## EXTRACTED ENTRIES

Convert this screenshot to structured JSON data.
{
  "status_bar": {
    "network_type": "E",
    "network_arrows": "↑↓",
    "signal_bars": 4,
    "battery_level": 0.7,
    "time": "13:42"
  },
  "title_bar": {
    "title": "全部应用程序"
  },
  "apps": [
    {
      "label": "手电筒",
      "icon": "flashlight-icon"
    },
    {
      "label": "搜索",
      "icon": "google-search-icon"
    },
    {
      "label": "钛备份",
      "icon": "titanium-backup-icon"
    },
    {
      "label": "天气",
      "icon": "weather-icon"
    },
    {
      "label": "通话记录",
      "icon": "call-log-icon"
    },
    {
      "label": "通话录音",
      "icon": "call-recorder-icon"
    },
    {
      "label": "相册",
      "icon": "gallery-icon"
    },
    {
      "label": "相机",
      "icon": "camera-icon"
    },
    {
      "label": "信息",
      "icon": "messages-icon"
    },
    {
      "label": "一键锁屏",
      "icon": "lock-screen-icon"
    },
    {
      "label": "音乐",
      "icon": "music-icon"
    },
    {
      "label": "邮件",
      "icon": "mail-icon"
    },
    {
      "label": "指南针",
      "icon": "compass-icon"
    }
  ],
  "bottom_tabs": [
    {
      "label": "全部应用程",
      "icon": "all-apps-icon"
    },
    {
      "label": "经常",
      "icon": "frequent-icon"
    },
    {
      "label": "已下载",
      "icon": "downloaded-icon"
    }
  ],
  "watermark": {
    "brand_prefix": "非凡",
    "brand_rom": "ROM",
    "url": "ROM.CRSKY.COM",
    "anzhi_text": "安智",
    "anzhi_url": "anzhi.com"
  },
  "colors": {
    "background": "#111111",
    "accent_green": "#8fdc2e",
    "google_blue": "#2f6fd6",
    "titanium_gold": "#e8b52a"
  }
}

## PROBLEM REQUIREMENTS
Here, the records must be output exactly and in full.

## TASK RESULT
Convert this screenshot to structured JSON data.
{
  "status_bar": {
    "network_type": "E",
    "network_arrows": "↑↓",
    "signal_bars": 4,
    "battery_level": 0.7,
    "time": "13:42"
  },
  "title_bar": {
    "title": "全部应用程序"
  },
  "apps": [
    {
      "label": "手电筒",
      "icon": "flashlight-icon"
    },
    {
      "label": "搜索",
      "icon": "google-search-icon"
    },
    {
      "label": "钛备份",
      "icon": "titanium-backup-icon"
    },
    {
      "label": "天气",
      "icon": "weather-icon"
    },
    {
      "label": "通话记录",
      "icon": "call-log-icon"
    },
    {
      "label": "通话录音",
      "icon": "call-recorder-icon"
    },
    {
      "label": "相册",
      "icon": "gallery-icon"
    },
    {
      "label": "相机",
      "icon": "camera-icon"
    },
    {
      "label": "信息",
      "icon": "messages-icon"
    },
    {
      "label": "一键锁屏",
      "icon": "lock-screen-icon"
    },
    {
      "label": "音乐",
      "icon": "music-icon"
    },
    {
      "label": "邮件",
      "icon": "mail-icon"
    },
    {
      "label": "指南针",
      "icon": "compass-icon"
    }
  ],
  "bottom_tabs": [
    {
      "label": "全部应用程",
      "icon": "all-apps-icon"
    },
    {
      "label": "经常",
      "icon": "frequent-icon"
    },
    {
      "label": "已下载",
      "icon": "downloaded-icon"
    }
  ],
  "watermark": {
    "brand_prefix": "非凡",
    "brand_rom": "ROM",
    "url": "ROM.CRSKY.COM",
    "anzhi_text": "安智",
    "anzhi_url": "anzhi.com"
  },
  "colors": {
    "background": "#111111",
    "accent_green": "#8fdc2e",
    "google_blue": "#2f6fd6",
    "titanium_gold": "#e8b52a"
  }
}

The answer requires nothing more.